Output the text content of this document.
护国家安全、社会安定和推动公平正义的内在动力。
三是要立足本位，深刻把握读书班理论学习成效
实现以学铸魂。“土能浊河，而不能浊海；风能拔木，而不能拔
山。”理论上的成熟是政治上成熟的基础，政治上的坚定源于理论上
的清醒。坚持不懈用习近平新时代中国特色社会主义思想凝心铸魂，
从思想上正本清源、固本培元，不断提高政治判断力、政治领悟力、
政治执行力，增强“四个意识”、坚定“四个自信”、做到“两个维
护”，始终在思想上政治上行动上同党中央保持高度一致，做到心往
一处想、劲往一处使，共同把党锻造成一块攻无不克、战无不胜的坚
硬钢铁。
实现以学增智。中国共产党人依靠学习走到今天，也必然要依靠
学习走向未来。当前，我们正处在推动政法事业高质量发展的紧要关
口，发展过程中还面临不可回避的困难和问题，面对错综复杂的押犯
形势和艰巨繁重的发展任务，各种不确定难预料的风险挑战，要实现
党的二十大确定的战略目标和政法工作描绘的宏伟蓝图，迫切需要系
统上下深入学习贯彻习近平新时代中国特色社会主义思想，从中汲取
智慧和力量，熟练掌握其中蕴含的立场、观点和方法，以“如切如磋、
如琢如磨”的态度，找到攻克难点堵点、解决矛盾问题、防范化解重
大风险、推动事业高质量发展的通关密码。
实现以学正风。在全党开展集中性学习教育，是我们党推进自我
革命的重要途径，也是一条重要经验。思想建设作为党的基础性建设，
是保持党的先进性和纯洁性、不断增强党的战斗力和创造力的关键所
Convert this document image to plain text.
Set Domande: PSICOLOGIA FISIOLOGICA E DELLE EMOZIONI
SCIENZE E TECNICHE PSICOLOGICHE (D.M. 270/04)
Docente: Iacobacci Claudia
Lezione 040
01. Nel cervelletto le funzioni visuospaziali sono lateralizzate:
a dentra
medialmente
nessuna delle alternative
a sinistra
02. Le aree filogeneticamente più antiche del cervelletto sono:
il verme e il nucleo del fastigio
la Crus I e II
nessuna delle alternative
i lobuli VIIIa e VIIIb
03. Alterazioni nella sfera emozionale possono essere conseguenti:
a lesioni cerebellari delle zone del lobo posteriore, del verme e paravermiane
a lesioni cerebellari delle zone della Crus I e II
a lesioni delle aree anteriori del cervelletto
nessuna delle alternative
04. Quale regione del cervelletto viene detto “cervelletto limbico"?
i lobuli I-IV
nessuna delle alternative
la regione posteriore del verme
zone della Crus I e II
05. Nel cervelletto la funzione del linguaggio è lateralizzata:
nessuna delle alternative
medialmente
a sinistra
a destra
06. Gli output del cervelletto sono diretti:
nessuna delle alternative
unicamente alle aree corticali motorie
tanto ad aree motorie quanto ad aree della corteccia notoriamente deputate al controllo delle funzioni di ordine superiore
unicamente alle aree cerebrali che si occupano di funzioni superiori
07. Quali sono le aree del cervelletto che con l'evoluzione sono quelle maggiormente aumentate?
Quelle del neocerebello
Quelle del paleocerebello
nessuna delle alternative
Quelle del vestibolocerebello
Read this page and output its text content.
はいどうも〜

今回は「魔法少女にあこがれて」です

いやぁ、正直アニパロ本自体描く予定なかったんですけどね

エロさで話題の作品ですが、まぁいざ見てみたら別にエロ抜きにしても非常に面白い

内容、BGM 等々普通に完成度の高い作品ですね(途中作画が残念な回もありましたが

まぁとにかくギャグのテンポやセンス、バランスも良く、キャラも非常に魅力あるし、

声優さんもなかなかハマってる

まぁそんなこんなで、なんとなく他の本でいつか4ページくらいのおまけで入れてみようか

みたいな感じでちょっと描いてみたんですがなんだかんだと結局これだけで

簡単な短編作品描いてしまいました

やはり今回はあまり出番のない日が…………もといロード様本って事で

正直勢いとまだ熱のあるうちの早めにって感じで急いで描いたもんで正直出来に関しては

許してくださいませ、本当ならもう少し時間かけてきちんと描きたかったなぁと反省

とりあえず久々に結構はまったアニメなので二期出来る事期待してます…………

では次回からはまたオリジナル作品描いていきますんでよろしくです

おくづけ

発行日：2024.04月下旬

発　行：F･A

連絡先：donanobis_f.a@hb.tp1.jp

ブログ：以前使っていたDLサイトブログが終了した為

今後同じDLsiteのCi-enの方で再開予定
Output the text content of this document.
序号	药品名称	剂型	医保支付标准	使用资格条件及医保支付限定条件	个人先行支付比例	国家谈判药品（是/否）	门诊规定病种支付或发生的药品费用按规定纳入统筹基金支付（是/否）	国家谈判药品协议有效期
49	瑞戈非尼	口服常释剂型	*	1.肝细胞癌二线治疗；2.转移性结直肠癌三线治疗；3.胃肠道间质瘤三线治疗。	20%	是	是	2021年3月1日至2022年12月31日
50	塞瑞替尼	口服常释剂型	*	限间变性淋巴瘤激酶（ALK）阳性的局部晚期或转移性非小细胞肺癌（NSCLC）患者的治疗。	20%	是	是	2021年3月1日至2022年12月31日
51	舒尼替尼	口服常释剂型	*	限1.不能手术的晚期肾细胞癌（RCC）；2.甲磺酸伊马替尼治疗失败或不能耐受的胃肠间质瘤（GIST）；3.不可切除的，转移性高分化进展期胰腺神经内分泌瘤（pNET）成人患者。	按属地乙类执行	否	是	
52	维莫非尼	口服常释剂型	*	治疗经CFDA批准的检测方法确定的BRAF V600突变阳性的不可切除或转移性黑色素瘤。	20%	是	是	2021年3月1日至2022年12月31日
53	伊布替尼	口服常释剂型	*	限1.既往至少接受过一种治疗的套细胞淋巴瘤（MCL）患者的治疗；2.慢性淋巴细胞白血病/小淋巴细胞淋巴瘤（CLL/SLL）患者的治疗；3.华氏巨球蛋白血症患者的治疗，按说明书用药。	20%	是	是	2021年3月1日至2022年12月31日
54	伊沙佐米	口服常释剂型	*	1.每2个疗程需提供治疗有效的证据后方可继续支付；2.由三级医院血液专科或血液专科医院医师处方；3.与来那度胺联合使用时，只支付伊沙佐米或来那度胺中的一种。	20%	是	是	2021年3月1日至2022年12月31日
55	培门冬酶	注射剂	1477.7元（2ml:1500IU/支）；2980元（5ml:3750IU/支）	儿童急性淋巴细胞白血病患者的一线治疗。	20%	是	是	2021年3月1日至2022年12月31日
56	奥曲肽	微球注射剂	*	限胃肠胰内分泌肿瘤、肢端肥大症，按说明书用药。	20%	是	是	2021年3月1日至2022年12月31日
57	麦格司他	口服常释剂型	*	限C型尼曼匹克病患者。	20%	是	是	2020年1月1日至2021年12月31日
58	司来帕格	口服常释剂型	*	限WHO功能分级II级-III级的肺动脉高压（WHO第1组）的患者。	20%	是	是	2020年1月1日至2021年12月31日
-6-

**Given request**
Among the lines of the listing, how many hold the string "motorie"? Respond with only the number.

**Solution**
2